REQUIRED WORK
Return all of the entries exactly as written.

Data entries
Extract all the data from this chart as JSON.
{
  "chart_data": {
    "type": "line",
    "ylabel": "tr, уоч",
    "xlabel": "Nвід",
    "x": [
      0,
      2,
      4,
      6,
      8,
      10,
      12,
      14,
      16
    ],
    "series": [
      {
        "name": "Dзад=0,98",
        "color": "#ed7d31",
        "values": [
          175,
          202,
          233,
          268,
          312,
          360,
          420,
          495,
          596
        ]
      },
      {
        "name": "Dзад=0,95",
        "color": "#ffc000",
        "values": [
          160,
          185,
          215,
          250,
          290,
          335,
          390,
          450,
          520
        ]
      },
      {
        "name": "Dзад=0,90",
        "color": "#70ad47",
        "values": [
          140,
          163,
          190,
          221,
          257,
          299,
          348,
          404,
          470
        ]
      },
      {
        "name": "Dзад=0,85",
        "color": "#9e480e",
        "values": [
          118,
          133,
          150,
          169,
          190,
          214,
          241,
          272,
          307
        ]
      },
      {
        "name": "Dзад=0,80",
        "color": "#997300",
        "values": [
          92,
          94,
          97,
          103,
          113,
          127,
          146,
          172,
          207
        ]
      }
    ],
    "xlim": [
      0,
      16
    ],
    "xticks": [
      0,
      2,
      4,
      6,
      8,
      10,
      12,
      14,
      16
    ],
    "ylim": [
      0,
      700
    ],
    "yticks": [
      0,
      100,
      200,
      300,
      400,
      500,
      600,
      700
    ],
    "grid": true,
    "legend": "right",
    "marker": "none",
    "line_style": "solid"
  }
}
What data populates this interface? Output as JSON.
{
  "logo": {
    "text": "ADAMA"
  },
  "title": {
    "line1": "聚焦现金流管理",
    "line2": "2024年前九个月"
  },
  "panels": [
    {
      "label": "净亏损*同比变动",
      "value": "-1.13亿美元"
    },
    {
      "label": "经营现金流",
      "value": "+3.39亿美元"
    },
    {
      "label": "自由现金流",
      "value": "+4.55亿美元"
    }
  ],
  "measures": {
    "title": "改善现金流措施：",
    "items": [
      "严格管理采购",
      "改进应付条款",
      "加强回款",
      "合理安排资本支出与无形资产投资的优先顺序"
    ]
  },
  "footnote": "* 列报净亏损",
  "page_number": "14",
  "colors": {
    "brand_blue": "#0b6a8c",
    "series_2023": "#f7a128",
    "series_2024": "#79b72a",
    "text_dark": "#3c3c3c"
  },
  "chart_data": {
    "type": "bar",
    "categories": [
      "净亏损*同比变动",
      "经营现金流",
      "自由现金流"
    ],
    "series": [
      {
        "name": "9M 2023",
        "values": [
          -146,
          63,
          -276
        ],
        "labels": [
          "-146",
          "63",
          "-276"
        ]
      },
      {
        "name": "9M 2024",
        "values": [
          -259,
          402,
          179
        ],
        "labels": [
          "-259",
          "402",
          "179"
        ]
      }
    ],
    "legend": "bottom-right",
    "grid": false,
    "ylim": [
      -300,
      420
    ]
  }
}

REPLY
Extract all the data from this chart as JSON.
{
  "chart_data": {
    "type": "line",
    "ylabel": "tr, уоч",
    "xlabel": "Nвід",
    "x": [
      0,
      2,
      4,
      6,
      8,
      10,
      12,
      14,
      16
    ],
    "series": [
      {
        "name": "Dзад=0,98",
        "color": "#ed7d31",
        "values": [
          175,
          202,
          233,
          268,
          312,
          360,
          420,
          495,
          596
        ]
      },
      {
        "name": "Dзад=0,95",
        "color": "#ffc000",
        "values": [
          160,
          185,
          215,
          250,
          290,
          335,
          390,
          450,
          520
        ]
      },
      {
        "name": "Dзад=0,90",
        "color": "#70ad47",
        "values": [
          140,
          163,
          190,
          221,
          257,
          299,
          348,
          404,
          470
        ]
      },
      {
        "name": "Dзад=0,85",
        "color": "#9e480e",
        "values": [
          118,
          133,
          150,
          169,
          190,
          214,
          241,
          272,
          307
        ]
      },
      {
        "name": "Dзад=0,80",
        "color": "#997300",
        "values": [
          92,
          94,
          97,
          103,
          113,
          127,
          146,
          172,
          207
        ]
      }
    ],
    "xlim": [
      0,
      16
    ],
    "xticks": [
      0,
      2,
      4,
      6,
      8,
      10,
      12,
      14,
      16
    ],
    "ylim": [
      0,
      700
    ],
    "yticks": [
      0,
      100,
      200,
      300,
      400,
      500,
      600,
      700
    ],
    "grid": true,
    "legend": "right",
    "marker": "none",
    "line_style": "solid"
  }
}
What data populates this interface? Output as JSON.
{
  "logo": {
    "text": "ADAMA"
  },
  "title": {
    "line1": "聚焦现金流管理",
    "line2": "2024年前九个月"
  },
  "panels": [
    {
      "label": "净亏损*同比变动",
      "value": "-1.13亿美元"
    },
    {
      "label": "经营现金流",
      "value": "+3.39亿美元"
    },
    {
      "label": "自由现金流",
      "value": "+4.55亿美元"
    }
  ],
  "measures": {
    "title": "改善现金流措施：",
    "items": [
      "严格管理采购",
      "改进应付条款",
      "加强回款",
      "合理安排资本支出与无形资产投资的优先顺序"
    ]
  },
  "footnote": "* 列报净亏损",
  "page_number": "14",
  "colors": {
    "brand_blue": "#0b6a8c",
    "series_2023": "#f7a128",
    "series_2024": "#79b72a",
    "text_dark": "#3c3c3c"
  },
  "chart_data": {
    "type": "bar",
    "categories": [
      "净亏损*同比变动",
      "经营现金流",
      "自由现金流"
    ],
    "series": [
      {
        "name": "9M 2023",
        "values": [
          -146,
          63,
          -276
        ],
        "labels": [
          "-146",
          "63",
          "-276"
        ]
      },
      {
        "name": "9M 2024",
        "values": [
          -259,
          402,
          179
        ],
        "labels": [
          "-259",
          "402",
          "179"
        ]
      }
    ],
    "legend": "bottom-right",
    "grid": false,
    "ylim": [
      -300,
      420
    ]
  }
}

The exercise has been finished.